EXERCISE BRIEF. Would you quote every entry exactly, dropping only the pictures?

INPUT MATERIAL.
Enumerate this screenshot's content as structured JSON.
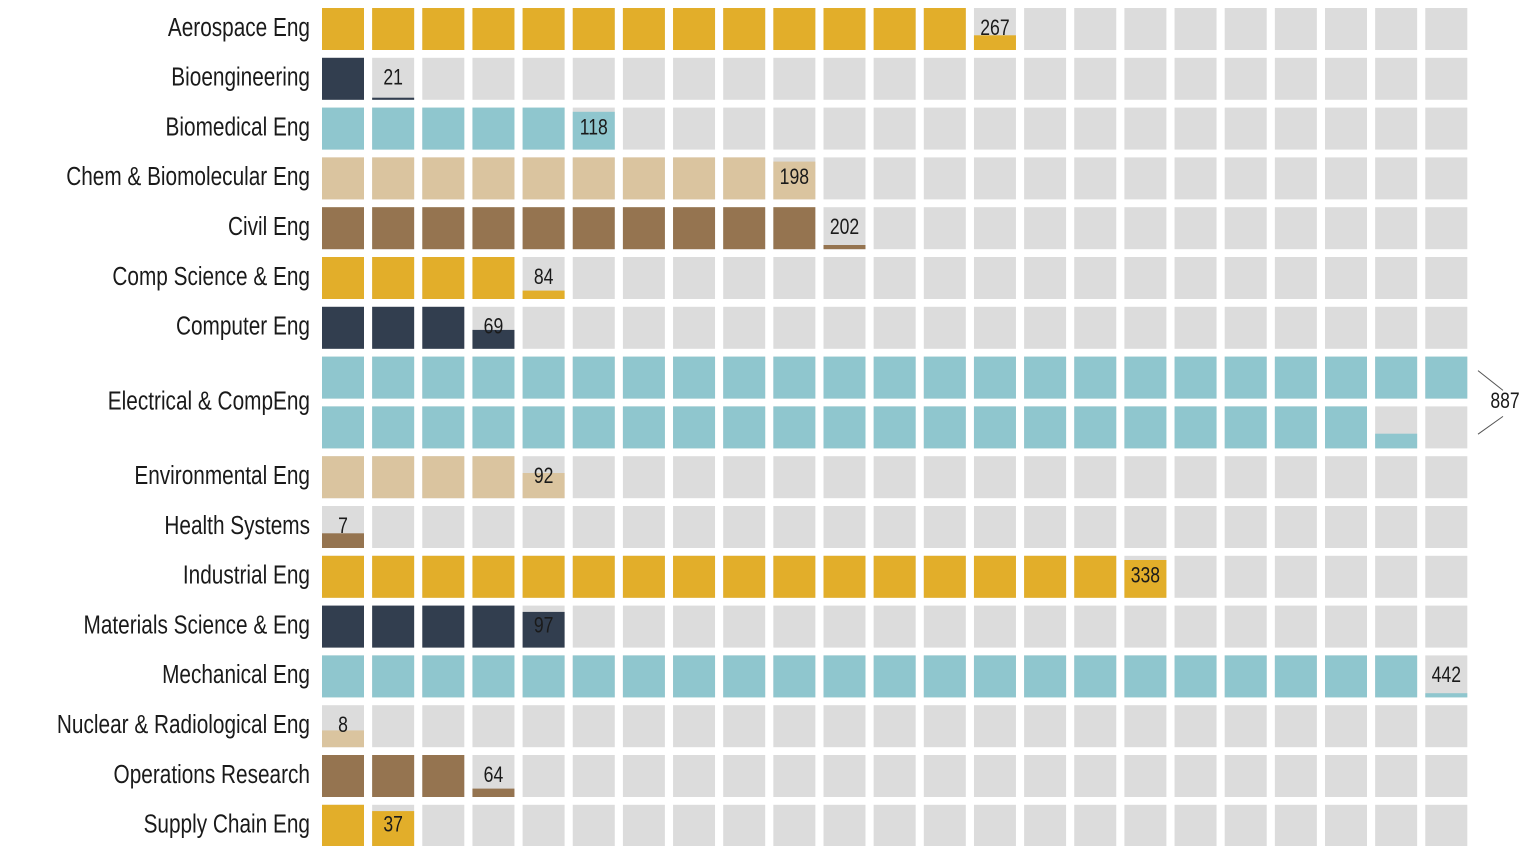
{
  "chart_data": {
    "type": "waffle",
    "categories": [
      "Aerospace Eng",
      "Bioengineering",
      "Biomedical Eng",
      "Chem & Biomolecular Eng",
      "Civil Eng",
      "Comp Science & Eng",
      "Computer Eng",
      "Electrical & CompEng",
      "Environmental Eng",
      "Health Systems",
      "Industrial Eng",
      "Materials Science & Eng",
      "Mechanical Eng",
      "Nuclear & Radiological Eng",
      "Operations Research",
      "Supply Chain Eng"
    ],
    "values": [
      267,
      21,
      118,
      198,
      202,
      84,
      69,
      887,
      92,
      7,
      338,
      97,
      442,
      8,
      64,
      37
    ],
    "colors": [
      "#e2ae2a",
      "#323e4f",
      "#8fc6ce",
      "#dac49f",
      "#957450",
      "#e2ae2a",
      "#323e4f",
      "#8fc6ce",
      "#dac49f",
      "#957450",
      "#e2ae2a",
      "#323e4f",
      "#8fc6ce",
      "#dac49f",
      "#957450",
      "#e2ae2a"
    ],
    "xlim": [
      0,
      460
    ]
  }
}
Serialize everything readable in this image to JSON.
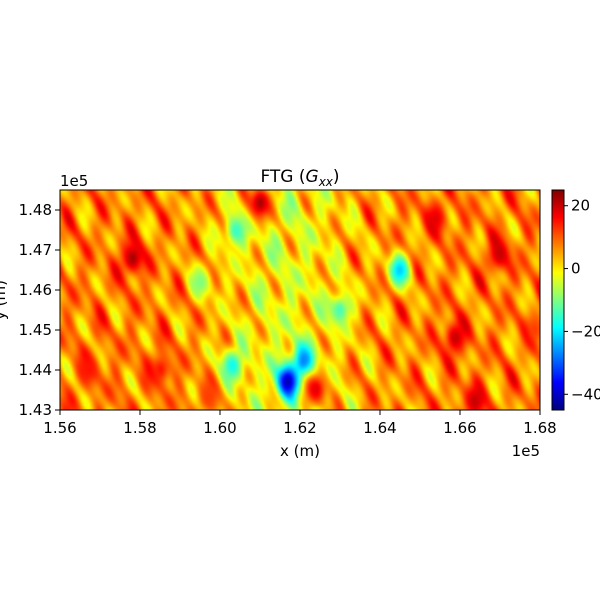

TASK ANSWER.
Enumerate this screenshot's content as structured JSON.
{
  "chart_data": {
    "type": "waffle",
    "categories": [
      "Aerospace Eng",
      "Bioengineering",
      "Biomedical Eng",
      "Chem & Biomolecular Eng",
      "Civil Eng",
      "Comp Science & Eng",
      "Computer Eng",
      "Electrical & CompEng",
      "Environmental Eng",
      "Health Systems",
      "Industrial Eng",
      "Materials Science & Eng",
      "Mechanical Eng",
      "Nuclear & Radiological Eng",
      "Operations Research",
      "Supply Chain Eng"
    ],
    "values": [
      267,
      21,
      118,
      198,
      202,
      84,
      69,
      887,
      92,
      7,
      338,
      97,
      442,
      8,
      64,
      37
    ],
    "colors": [
      "#e2ae2a",
      "#323e4f",
      "#8fc6ce",
      "#dac49f",
      "#957450",
      "#e2ae2a",
      "#323e4f",
      "#8fc6ce",
      "#dac49f",
      "#957450",
      "#e2ae2a",
      "#323e4f",
      "#8fc6ce",
      "#dac49f",
      "#957450",
      "#e2ae2a"
    ],
    "xlim": [
      0,
      460
    ]
  }
}
Serialize everything readable in this image to JSON.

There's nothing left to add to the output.